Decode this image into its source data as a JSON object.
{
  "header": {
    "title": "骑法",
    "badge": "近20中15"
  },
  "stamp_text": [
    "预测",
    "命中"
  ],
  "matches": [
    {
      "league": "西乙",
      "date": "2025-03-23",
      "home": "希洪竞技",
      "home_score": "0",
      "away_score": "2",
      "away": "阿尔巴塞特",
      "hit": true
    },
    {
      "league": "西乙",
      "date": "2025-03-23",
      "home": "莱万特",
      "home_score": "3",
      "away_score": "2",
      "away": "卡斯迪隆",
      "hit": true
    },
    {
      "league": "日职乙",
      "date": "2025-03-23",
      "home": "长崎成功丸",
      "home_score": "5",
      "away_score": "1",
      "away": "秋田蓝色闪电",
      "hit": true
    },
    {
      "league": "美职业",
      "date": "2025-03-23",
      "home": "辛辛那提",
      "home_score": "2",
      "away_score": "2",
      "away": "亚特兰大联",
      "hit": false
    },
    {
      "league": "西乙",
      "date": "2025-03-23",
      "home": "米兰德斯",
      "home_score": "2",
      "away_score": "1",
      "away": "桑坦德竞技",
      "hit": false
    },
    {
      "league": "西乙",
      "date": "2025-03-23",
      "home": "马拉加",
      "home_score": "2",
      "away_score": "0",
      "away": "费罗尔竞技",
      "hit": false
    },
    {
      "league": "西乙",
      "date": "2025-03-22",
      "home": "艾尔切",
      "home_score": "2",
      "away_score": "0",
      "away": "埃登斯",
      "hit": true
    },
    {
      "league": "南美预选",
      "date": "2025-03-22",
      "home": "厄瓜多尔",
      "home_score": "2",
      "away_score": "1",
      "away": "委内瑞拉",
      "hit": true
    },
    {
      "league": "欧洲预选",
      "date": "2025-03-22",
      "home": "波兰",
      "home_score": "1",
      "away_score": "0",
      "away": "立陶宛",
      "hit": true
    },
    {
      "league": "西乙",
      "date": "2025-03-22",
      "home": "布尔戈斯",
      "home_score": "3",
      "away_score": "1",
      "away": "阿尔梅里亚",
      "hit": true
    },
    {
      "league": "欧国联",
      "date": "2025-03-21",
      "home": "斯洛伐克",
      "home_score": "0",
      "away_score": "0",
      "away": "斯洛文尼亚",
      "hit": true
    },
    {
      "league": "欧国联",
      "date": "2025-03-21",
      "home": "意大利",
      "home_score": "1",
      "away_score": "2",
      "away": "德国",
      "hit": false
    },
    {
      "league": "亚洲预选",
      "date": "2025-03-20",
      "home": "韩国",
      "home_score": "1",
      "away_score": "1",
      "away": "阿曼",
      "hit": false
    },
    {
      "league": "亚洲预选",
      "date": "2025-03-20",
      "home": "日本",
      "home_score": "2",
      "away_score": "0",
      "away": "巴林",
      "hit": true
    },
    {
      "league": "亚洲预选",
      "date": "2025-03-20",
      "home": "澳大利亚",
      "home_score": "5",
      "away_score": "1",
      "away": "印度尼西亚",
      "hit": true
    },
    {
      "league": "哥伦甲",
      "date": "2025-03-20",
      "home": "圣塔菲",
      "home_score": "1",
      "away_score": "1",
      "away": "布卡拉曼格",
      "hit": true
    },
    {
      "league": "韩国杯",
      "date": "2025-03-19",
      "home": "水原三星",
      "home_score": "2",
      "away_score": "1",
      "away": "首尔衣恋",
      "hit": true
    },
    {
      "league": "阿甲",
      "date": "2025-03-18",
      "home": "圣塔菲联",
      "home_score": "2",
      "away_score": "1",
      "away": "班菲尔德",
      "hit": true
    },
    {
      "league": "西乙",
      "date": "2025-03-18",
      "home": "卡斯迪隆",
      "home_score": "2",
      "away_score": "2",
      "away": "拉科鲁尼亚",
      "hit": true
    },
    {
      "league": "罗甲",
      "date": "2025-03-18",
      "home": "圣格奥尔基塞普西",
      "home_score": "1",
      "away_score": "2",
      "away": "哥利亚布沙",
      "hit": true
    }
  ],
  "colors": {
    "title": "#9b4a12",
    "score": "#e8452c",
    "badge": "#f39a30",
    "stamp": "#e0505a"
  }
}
============================================================
▶ **Task to complete**
Transcribe every entry verbatim.

▶ **Exercise result**
Decode this image into its source data as a JSON object.
{
  "header": {
    "title": "骑法",
    "badge": "近20中15"
  },
  "stamp_text": [
    "预测",
    "命中"
  ],
  "matches": [
    {
      "league": "西乙",
      "date": "2025-03-23",
      "home": "希洪竞技",
      "home_score": "0",
      "away_score": "2",
      "away": "阿尔巴塞特",
      "hit": true
    },
    {
      "league": "西乙",
      "date": "2025-03-23",
      "home": "莱万特",
      "home_score": "3",
      "away_score": "2",
      "away": "卡斯迪隆",
      "hit": true
    },
    {
      "league": "日职乙",
      "date": "2025-03-23",
      "home": "长崎成功丸",
      "home_score": "5",
      "away_score": "1",
      "away": "秋田蓝色闪电",
      "hit": true
    },
    {
      "league": "美职业",
      "date": "2025-03-23",
      "home": "辛辛那提",
      "home_score": "2",
      "away_score": "2",
      "away": "亚特兰大联",
      "hit": false
    },
    {
      "league": "西乙",
      "date": "2025-03-23",
      "home": "米兰德斯",
      "home_score": "2",
      "away_score": "1",
      "away": "桑坦德竞技",
      "hit": false
    },
    {
      "league": "西乙",
      "date": "2025-03-23",
      "home": "马拉加",
      "home_score": "2",
      "away_score": "0",
      "away": "费罗尔竞技",
      "hit": false
    },
    {
      "league": "西乙",
      "date": "2025-03-22",
      "home": "艾尔切",
      "home_score": "2",
      "away_score": "0",
      "away": "埃登斯",
      "hit": true
    },
    {
      "league": "南美预选",
      "date": "2025-03-22",
      "home": "厄瓜多尔",
      "home_score": "2",
      "away_score": "1",
      "away": "委内瑞拉",
      "hit": true
    },
    {
      "league": "欧洲预选",
      "date": "2025-03-22",
      "home": "波兰",
      "home_score": "1",
      "away_score": "0",
      "away": "立陶宛",
      "hit": true
    },
    {
      "league": "西乙",
      "date": "2025-03-22",
      "home": "布尔戈斯",
      "home_score": "3",
      "away_score": "1",
      "away": "阿尔梅里亚",
      "hit": true
    },
    {
      "league": "欧国联",
      "date": "2025-03-21",
      "home": "斯洛伐克",
      "home_score": "0",
      "away_score": "0",
      "away": "斯洛文尼亚",
      "hit": true
    },
    {
      "league": "欧国联",
      "date": "2025-03-21",
      "home": "意大利",
      "home_score": "1",
      "away_score": "2",
      "away": "德国",
      "hit": false
    },
    {
      "league": "亚洲预选",
      "date": "2025-03-20",
      "home": "韩国",
      "home_score": "1",
      "away_score": "1",
      "away": "阿曼",
      "hit": false
    },
    {
      "league": "亚洲预选",
      "date": "2025-03-20",
      "home": "日本",
      "home_score": "2",
      "away_score": "0",
      "away": "巴林",
      "hit": true
    },
    {
      "league": "亚洲预选",
      "date": "2025-03-20",
      "home": "澳大利亚",
      "home_score": "5",
      "away_score": "1",
      "away": "印度尼西亚",
      "hit": true
    },
    {
      "league": "哥伦甲",
      "date": "2025-03-20",
      "home": "圣塔菲",
      "home_score": "1",
      "away_score": "1",
      "away": "布卡拉曼格",
      "hit": true
    },
    {
      "league": "韩国杯",
      "date": "2025-03-19",
      "home": "水原三星",
      "home_score": "2",
      "away_score": "1",
      "away": "首尔衣恋",
      "hit": true
    },
    {
      "league": "阿甲",
      "date": "2025-03-18",
      "home": "圣塔菲联",
      "home_score": "2",
      "away_score": "1",
      "away": "班菲尔德",
      "hit": true
    },
    {
      "league": "西乙",
      "date": "2025-03-18",
      "home": "卡斯迪隆",
      "home_score": "2",
      "away_score": "2",
      "away": "拉科鲁尼亚",
      "hit": true
    },
    {
      "league": "罗甲",
      "date": "2025-03-18",
      "home": "圣格奥尔基塞普西",
      "home_score": "1",
      "away_score": "2",
      "away": "哥利亚布沙",
      "hit": true
    }
  ],
  "colors": {
    "title": "#9b4a12",
    "score": "#e8452c",
    "badge": "#f39a30",
    "stamp": "#e0505a"
  }
}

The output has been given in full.